> _Brief_
Copy each line exactly. Leave nothing out.

[Begin Input for this task]

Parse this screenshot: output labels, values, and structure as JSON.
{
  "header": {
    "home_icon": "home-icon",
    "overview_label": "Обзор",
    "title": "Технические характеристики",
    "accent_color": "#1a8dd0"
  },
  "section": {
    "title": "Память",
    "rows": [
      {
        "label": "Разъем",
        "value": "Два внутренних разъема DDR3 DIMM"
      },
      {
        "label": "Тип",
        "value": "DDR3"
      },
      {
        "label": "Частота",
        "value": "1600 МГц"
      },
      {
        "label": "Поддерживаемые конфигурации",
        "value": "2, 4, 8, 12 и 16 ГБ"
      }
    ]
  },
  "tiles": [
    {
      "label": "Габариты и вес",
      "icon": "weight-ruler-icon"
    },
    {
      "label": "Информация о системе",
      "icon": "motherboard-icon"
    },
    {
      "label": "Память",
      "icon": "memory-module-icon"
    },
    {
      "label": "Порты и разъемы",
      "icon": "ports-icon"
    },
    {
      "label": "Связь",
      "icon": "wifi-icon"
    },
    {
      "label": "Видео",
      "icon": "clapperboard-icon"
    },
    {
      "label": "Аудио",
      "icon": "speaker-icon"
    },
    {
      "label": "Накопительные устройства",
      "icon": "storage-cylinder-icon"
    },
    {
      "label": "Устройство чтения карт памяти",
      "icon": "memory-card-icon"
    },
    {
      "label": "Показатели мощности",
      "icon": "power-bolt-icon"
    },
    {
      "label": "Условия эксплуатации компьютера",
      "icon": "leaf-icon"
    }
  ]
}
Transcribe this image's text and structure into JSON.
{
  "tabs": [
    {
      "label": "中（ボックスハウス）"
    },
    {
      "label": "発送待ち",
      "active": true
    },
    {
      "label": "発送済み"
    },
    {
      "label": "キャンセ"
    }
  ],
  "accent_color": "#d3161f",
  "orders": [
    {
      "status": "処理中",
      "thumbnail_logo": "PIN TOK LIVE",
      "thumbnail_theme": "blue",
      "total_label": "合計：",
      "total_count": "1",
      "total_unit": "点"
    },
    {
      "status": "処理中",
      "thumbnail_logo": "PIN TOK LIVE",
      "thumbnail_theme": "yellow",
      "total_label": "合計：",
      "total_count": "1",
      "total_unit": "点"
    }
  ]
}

[End Input for this task]

> _Exercise result_
Parse this screenshot: output labels, values, and structure as JSON.
{
  "header": {
    "home_icon": "home-icon",
    "overview_label": "Обзор",
    "title": "Технические характеристики",
    "accent_color": "#1a8dd0"
  },
  "section": {
    "title": "Память",
    "rows": [
      {
        "label": "Разъем",
        "value": "Два внутренних разъема DDR3 DIMM"
      },
      {
        "label": "Тип",
        "value": "DDR3"
      },
      {
        "label": "Частота",
        "value": "1600 МГц"
      },
      {
        "label": "Поддерживаемые конфигурации",
        "value": "2, 4, 8, 12 и 16 ГБ"
      }
    ]
  },
  "tiles": [
    {
      "label": "Габариты и вес",
      "icon": "weight-ruler-icon"
    },
    {
      "label": "Информация о системе",
      "icon": "motherboard-icon"
    },
    {
      "label": "Память",
      "icon": "memory-module-icon"
    },
    {
      "label": "Порты и разъемы",
      "icon": "ports-icon"
    },
    {
      "label": "Связь",
      "icon": "wifi-icon"
    },
    {
      "label": "Видео",
      "icon": "clapperboard-icon"
    },
    {
      "label": "Аудио",
      "icon": "speaker-icon"
    },
    {
      "label": "Накопительные устройства",
      "icon": "storage-cylinder-icon"
    },
    {
      "label": "Устройство чтения карт памяти",
      "icon": "memory-card-icon"
    },
    {
      "label": "Показатели мощности",
      "icon": "power-bolt-icon"
    },
    {
      "label": "Условия эксплуатации компьютера",
      "icon": "leaf-icon"
    }
  ]
}
Transcribe this image's text and structure into JSON.
{
  "tabs": [
    {
      "label": "中（ボックスハウス）"
    },
    {
      "label": "発送待ち",
      "active": true
    },
    {
      "label": "発送済み"
    },
    {
      "label": "キャンセ"
    }
  ],
  "accent_color": "#d3161f",
  "orders": [
    {
      "status": "処理中",
      "thumbnail_logo": "PIN TOK LIVE",
      "thumbnail_theme": "blue",
      "total_label": "合計：",
      "total_count": "1",
      "total_unit": "点"
    },
    {
      "status": "処理中",
      "thumbnail_logo": "PIN TOK LIVE",
      "thumbnail_theme": "yellow",
      "total_label": "合計：",
      "total_count": "1",
      "total_unit": "点"
    }
  ]
}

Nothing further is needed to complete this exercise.